Set task :: Report every line below that holds the word "КОШКИН".

Material provided ::
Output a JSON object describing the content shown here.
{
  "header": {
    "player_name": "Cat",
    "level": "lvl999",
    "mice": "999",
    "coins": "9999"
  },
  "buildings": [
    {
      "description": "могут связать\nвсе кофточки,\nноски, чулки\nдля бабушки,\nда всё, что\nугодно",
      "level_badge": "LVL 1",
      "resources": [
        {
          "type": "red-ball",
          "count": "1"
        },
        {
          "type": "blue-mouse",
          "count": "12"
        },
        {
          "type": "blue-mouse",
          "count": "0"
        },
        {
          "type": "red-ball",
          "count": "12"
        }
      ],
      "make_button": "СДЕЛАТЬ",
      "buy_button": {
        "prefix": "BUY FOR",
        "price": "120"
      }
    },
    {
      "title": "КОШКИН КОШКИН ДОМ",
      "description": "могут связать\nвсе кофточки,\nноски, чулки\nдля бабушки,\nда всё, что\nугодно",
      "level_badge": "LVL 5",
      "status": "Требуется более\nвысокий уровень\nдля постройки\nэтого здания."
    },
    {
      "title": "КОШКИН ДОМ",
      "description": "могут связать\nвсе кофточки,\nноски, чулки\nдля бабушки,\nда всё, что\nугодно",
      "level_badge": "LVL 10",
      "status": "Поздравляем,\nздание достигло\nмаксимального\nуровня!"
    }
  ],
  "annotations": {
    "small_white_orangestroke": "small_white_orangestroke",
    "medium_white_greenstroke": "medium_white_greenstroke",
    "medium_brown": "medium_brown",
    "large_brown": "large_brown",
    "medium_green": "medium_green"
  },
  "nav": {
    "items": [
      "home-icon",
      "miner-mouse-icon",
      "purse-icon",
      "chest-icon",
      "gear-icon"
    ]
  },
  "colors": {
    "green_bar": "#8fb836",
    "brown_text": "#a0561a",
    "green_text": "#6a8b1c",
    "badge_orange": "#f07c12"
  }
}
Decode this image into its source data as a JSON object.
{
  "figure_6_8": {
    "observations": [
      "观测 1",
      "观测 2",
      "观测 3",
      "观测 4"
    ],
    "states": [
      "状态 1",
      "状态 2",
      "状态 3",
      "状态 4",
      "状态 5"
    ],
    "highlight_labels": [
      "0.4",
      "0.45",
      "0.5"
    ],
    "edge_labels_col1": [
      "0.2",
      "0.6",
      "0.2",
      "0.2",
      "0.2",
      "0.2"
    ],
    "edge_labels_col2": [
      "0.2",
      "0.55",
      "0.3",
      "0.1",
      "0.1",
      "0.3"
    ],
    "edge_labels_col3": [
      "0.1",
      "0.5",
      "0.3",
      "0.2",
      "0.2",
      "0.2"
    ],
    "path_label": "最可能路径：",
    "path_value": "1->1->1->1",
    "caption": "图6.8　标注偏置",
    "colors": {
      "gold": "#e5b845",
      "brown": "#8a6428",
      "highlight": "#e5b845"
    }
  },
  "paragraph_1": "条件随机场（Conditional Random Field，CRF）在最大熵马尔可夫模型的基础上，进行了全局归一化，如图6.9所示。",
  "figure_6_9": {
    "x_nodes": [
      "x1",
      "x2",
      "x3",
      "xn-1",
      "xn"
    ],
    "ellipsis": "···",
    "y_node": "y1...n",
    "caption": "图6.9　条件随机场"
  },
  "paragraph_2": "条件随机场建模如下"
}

Expected answer ::
      "title": "КОШКИН КОШКИН ДОМ",
      "title": "КОШКИН ДОМ",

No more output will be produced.